TASK MATERIAL:
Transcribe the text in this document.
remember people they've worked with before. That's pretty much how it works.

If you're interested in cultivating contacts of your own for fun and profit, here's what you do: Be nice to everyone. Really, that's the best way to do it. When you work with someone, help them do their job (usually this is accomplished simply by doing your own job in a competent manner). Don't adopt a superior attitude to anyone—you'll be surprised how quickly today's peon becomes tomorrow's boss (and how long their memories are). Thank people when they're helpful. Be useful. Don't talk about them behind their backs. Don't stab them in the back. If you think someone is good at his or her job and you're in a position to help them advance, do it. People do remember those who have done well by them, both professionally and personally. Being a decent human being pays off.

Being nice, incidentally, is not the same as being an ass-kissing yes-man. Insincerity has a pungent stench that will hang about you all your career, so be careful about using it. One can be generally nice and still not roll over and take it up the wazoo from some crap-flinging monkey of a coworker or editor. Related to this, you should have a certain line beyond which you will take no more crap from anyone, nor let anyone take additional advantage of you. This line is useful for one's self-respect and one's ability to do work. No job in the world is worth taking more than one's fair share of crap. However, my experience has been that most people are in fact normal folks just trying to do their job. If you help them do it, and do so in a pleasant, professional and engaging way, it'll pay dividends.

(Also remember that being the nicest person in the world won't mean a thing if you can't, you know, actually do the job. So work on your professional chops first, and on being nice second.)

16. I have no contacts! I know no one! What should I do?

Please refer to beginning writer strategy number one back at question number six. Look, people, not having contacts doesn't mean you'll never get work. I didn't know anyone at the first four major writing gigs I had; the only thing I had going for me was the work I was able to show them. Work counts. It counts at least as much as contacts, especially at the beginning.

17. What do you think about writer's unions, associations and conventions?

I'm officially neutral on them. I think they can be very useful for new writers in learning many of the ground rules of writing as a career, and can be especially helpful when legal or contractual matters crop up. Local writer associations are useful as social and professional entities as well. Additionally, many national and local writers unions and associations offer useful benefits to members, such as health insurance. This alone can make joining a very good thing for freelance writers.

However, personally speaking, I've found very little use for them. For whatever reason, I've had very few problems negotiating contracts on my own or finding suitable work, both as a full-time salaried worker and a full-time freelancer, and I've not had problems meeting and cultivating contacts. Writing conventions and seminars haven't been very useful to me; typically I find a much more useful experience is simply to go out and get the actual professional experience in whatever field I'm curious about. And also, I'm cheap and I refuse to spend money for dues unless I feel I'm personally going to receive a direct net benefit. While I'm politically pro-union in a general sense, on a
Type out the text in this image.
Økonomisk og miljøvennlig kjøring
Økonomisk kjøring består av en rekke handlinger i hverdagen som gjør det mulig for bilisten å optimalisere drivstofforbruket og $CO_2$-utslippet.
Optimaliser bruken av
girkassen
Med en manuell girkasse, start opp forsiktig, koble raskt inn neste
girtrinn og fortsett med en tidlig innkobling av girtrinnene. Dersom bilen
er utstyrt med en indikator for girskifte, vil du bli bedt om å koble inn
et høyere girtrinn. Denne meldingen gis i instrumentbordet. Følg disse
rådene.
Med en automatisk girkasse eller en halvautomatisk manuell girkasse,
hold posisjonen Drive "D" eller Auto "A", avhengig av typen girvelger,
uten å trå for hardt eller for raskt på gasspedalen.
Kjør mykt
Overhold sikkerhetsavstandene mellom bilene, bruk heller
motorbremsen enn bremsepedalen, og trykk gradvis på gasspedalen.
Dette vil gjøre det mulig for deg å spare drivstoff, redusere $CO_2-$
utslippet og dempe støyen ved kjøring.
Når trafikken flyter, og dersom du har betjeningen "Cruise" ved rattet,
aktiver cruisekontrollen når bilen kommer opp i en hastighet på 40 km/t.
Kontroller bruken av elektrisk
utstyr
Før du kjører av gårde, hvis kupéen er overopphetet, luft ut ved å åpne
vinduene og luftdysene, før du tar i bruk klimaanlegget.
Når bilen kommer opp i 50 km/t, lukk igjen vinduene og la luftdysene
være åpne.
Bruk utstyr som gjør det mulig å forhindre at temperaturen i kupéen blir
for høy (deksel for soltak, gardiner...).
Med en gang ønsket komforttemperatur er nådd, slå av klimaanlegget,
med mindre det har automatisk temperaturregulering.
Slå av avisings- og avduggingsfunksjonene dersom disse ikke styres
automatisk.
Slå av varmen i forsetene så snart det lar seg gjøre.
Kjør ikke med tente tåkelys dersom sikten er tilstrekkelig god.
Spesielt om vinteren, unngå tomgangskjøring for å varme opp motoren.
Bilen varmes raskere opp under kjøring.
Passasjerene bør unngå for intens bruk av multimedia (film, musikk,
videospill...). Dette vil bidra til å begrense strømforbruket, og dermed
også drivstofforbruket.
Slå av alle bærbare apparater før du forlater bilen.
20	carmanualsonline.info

WRITTEN INSTRUCTION: Pull out each line of the entries that contains "koble".

RESPONSE BELOW:
Med en manuell girkasse, start opp forsiktig, koble raskt inn neste
er utstyrt med en indikator for girskifte, vil du bli bedt om å koble inn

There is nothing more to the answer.